| What the exercise asks |
Repeat all of the data precisely.

Start Exercise input

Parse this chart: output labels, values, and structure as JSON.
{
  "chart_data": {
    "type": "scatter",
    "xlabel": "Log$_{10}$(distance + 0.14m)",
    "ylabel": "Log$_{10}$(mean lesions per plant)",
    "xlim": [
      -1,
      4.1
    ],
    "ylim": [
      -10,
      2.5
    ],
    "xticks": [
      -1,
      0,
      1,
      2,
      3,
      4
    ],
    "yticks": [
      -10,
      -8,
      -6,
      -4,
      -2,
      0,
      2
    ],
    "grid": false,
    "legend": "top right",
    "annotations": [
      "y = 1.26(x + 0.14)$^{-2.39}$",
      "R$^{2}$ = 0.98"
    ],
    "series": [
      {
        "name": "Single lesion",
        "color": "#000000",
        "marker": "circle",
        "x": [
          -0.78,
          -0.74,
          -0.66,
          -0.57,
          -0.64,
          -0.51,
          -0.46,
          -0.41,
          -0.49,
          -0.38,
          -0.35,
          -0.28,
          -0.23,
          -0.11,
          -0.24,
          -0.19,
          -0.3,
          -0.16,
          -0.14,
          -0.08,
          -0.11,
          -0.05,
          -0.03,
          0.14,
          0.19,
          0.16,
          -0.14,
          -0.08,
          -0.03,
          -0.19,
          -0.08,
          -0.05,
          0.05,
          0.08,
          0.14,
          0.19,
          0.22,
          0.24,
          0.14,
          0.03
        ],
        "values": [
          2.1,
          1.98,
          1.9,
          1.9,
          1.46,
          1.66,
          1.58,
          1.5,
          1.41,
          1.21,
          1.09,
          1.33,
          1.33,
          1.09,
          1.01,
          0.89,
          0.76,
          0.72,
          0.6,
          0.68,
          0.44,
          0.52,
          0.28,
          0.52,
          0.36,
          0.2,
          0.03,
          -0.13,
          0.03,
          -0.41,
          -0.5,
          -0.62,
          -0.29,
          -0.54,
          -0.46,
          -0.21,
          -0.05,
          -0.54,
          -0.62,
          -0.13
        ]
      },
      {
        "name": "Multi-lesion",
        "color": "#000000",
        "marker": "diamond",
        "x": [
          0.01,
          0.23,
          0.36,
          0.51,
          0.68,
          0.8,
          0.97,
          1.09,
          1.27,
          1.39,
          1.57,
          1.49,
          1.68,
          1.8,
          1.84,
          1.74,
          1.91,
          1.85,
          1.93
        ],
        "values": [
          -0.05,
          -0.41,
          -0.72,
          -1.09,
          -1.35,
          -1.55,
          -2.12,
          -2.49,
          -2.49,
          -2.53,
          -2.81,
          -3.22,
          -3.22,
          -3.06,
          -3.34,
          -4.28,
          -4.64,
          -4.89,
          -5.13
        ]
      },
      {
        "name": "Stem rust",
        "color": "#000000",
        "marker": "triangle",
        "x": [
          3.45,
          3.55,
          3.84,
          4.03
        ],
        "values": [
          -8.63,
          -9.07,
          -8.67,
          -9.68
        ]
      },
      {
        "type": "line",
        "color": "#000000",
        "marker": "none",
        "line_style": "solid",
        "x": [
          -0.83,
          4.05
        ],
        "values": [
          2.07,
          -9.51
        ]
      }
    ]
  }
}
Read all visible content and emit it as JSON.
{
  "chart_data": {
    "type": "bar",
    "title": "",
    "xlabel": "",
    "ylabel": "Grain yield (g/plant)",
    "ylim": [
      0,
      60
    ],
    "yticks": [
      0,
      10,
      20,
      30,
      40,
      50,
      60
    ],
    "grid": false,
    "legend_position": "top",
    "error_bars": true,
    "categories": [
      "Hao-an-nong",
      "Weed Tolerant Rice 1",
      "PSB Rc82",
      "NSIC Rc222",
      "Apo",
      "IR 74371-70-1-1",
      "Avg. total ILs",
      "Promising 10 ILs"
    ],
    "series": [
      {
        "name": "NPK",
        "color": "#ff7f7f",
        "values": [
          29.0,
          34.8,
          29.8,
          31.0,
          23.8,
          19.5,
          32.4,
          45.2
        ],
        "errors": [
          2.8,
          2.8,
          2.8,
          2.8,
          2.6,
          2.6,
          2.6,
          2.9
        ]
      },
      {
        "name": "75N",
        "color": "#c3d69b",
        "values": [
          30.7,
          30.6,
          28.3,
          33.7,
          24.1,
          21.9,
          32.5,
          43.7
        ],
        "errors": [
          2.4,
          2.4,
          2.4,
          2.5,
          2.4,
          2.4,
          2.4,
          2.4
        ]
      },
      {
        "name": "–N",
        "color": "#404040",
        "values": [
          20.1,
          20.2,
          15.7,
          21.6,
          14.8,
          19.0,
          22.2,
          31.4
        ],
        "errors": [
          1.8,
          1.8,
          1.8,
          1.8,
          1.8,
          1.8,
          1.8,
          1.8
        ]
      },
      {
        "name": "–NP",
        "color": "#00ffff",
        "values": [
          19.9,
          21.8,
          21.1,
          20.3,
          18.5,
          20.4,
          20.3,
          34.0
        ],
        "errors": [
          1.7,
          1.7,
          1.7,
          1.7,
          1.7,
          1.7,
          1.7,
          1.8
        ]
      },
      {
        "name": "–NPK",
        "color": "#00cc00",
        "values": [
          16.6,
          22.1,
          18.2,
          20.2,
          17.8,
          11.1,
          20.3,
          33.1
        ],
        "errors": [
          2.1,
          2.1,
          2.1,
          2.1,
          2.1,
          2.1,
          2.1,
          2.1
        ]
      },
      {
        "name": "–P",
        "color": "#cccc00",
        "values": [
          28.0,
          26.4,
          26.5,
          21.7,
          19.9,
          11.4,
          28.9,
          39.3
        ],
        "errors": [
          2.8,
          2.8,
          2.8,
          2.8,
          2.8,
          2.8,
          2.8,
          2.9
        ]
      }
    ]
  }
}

End Exercise input

| Written answer |
Parse this chart: output labels, values, and structure as JSON.
{
  "chart_data": {
    "type": "scatter",
    "xlabel": "Log$_{10}$(distance + 0.14m)",
    "ylabel": "Log$_{10}$(mean lesions per plant)",
    "xlim": [
      -1,
      4.1
    ],
    "ylim": [
      -10,
      2.5
    ],
    "xticks": [
      -1,
      0,
      1,
      2,
      3,
      4
    ],
    "yticks": [
      -10,
      -8,
      -6,
      -4,
      -2,
      0,
      2
    ],
    "grid": false,
    "legend": "top right",
    "annotations": [
      "y = 1.26(x + 0.14)$^{-2.39}$",
      "R$^{2}$ = 0.98"
    ],
    "series": [
      {
        "name": "Single lesion",
        "color": "#000000",
        "marker": "circle",
        "x": [
          -0.78,
          -0.74,
          -0.66,
          -0.57,
          -0.64,
          -0.51,
          -0.46,
          -0.41,
          -0.49,
          -0.38,
          -0.35,
          -0.28,
          -0.23,
          -0.11,
          -0.24,
          -0.19,
          -0.3,
          -0.16,
          -0.14,
          -0.08,
          -0.11,
          -0.05,
          -0.03,
          0.14,
          0.19,
          0.16,
          -0.14,
          -0.08,
          -0.03,
          -0.19,
          -0.08,
          -0.05,
          0.05,
          0.08,
          0.14,
          0.19,
          0.22,
          0.24,
          0.14,
          0.03
        ],
        "values": [
          2.1,
          1.98,
          1.9,
          1.9,
          1.46,
          1.66,
          1.58,
          1.5,
          1.41,
          1.21,
          1.09,
          1.33,
          1.33,
          1.09,
          1.01,
          0.89,
          0.76,
          0.72,
          0.6,
          0.68,
          0.44,
          0.52,
          0.28,
          0.52,
          0.36,
          0.2,
          0.03,
          -0.13,
          0.03,
          -0.41,
          -0.5,
          -0.62,
          -0.29,
          -0.54,
          -0.46,
          -0.21,
          -0.05,
          -0.54,
          -0.62,
          -0.13
        ]
      },
      {
        "name": "Multi-lesion",
        "color": "#000000",
        "marker": "diamond",
        "x": [
          0.01,
          0.23,
          0.36,
          0.51,
          0.68,
          0.8,
          0.97,
          1.09,
          1.27,
          1.39,
          1.57,
          1.49,
          1.68,
          1.8,
          1.84,
          1.74,
          1.91,
          1.85,
          1.93
        ],
        "values": [
          -0.05,
          -0.41,
          -0.72,
          -1.09,
          -1.35,
          -1.55,
          -2.12,
          -2.49,
          -2.49,
          -2.53,
          -2.81,
          -3.22,
          -3.22,
          -3.06,
          -3.34,
          -4.28,
          -4.64,
          -4.89,
          -5.13
        ]
      },
      {
        "name": "Stem rust",
        "color": "#000000",
        "marker": "triangle",
        "x": [
          3.45,
          3.55,
          3.84,
          4.03
        ],
        "values": [
          -8.63,
          -9.07,
          -8.67,
          -9.68
        ]
      },
      {
        "type": "line",
        "color": "#000000",
        "marker": "none",
        "line_style": "solid",
        "x": [
          -0.83,
          4.05
        ],
        "values": [
          2.07,
          -9.51
        ]
      }
    ]
  }
}
Read all visible content and emit it as JSON.
{
  "chart_data": {
    "type": "bar",
    "title": "",
    "xlabel": "",
    "ylabel": "Grain yield (g/plant)",
    "ylim": [
      0,
      60
    ],
    "yticks": [
      0,
      10,
      20,
      30,
      40,
      50,
      60
    ],
    "grid": false,
    "legend_position": "top",
    "error_bars": true,
    "categories": [
      "Hao-an-nong",
      "Weed Tolerant Rice 1",
      "PSB Rc82",
      "NSIC Rc222",
      "Apo",
      "IR 74371-70-1-1",
      "Avg. total ILs",
      "Promising 10 ILs"
    ],
    "series": [
      {
        "name": "NPK",
        "color": "#ff7f7f",
        "values": [
          29.0,
          34.8,
          29.8,
          31.0,
          23.8,
          19.5,
          32.4,
          45.2
        ],
        "errors": [
          2.8,
          2.8,
          2.8,
          2.8,
          2.6,
          2.6,
          2.6,
          2.9
        ]
      },
      {
        "name": "75N",
        "color": "#c3d69b",
        "values": [
          30.7,
          30.6,
          28.3,
          33.7,
          24.1,
          21.9,
          32.5,
          43.7
        ],
        "errors": [
          2.4,
          2.4,
          2.4,
          2.5,
          2.4,
          2.4,
          2.4,
          2.4
        ]
      },
      {
        "name": "–N",
        "color": "#404040",
        "values": [
          20.1,
          20.2,
          15.7,
          21.6,
          14.8,
          19.0,
          22.2,
          31.4
        ],
        "errors": [
          1.8,
          1.8,
          1.8,
          1.8,
          1.8,
          1.8,
          1.8,
          1.8
        ]
      },
      {
        "name": "–NP",
        "color": "#00ffff",
        "values": [
          19.9,
          21.8,
          21.1,
          20.3,
          18.5,
          20.4,
          20.3,
          34.0
        ],
        "errors": [
          1.7,
          1.7,
          1.7,
          1.7,
          1.7,
          1.7,
          1.7,
          1.8
        ]
      },
      {
        "name": "–NPK",
        "color": "#00cc00",
        "values": [
          16.6,
          22.1,
          18.2,
          20.2,
          17.8,
          11.1,
          20.3,
          33.1
        ],
        "errors": [
          2.1,
          2.1,
          2.1,
          2.1,
          2.1,
          2.1,
          2.1,
          2.1
        ]
      },
      {
        "name": "–P",
        "color": "#cccc00",
        "values": [
          28.0,
          26.4,
          26.5,
          21.7,
          19.9,
          11.4,
          28.9,
          39.3
        ],
        "errors": [
          2.8,
          2.8,
          2.8,
          2.8,
          2.8,
          2.8,
          2.8,
          2.9
        ]
      }
    ]
  }
}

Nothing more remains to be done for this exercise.